**** GIVEN RECORDS

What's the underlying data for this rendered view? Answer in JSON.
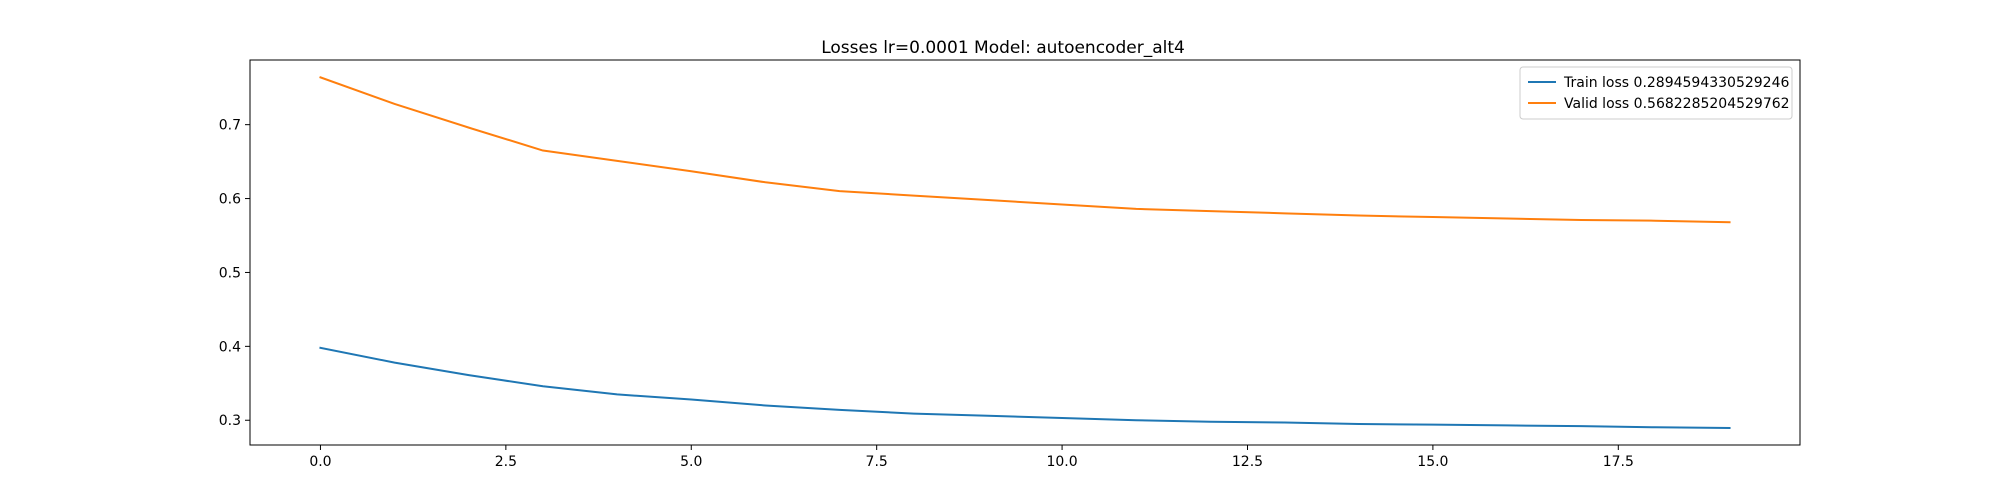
{
  "chart_data": {
    "type": "line",
    "title": "Losses lr=0.0001 Model: autoencoder_alt4",
    "xlabel": "",
    "ylabel": "",
    "xlim": [
      -0.95,
      19.95
    ],
    "ylim": [
      0.2665,
      0.7875
    ],
    "xticks": [
      0.0,
      2.5,
      5.0,
      7.5,
      10.0,
      12.5,
      15.0,
      17.5
    ],
    "xtick_labels": [
      "0.0",
      "2.5",
      "5.0",
      "7.5",
      "10.0",
      "12.5",
      "15.0",
      "17.5"
    ],
    "yticks": [
      0.3,
      0.4,
      0.5,
      0.6,
      0.7
    ],
    "ytick_labels": [
      "0.3",
      "0.4",
      "0.5",
      "0.6",
      "0.7"
    ],
    "grid": false,
    "legend_position": "top-right",
    "x": [
      0,
      1,
      2,
      3,
      4,
      5,
      6,
      7,
      8,
      9,
      10,
      11,
      12,
      13,
      14,
      15,
      16,
      17,
      18,
      19
    ],
    "series": [
      {
        "name": "Train loss 0.2894594330529246",
        "color": "#1f77b4",
        "values": [
          0.398,
          0.378,
          0.361,
          0.346,
          0.335,
          0.328,
          0.32,
          0.314,
          0.309,
          0.306,
          0.303,
          0.3,
          0.298,
          0.297,
          0.295,
          0.294,
          0.293,
          0.292,
          0.2905,
          0.2895
        ]
      },
      {
        "name": "Valid loss 0.5682285204529762",
        "color": "#ff7f0e",
        "values": [
          0.764,
          0.728,
          0.696,
          0.665,
          0.651,
          0.637,
          0.622,
          0.61,
          0.604,
          0.598,
          0.592,
          0.586,
          0.583,
          0.58,
          0.577,
          0.575,
          0.573,
          0.571,
          0.57,
          0.568
        ]
      }
    ]
  }
}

********

## WHAT THE EXERCISE ASKS
Say how many lines in this material hold "name", and say nothing else.

## EXERCISE RESPONSE
2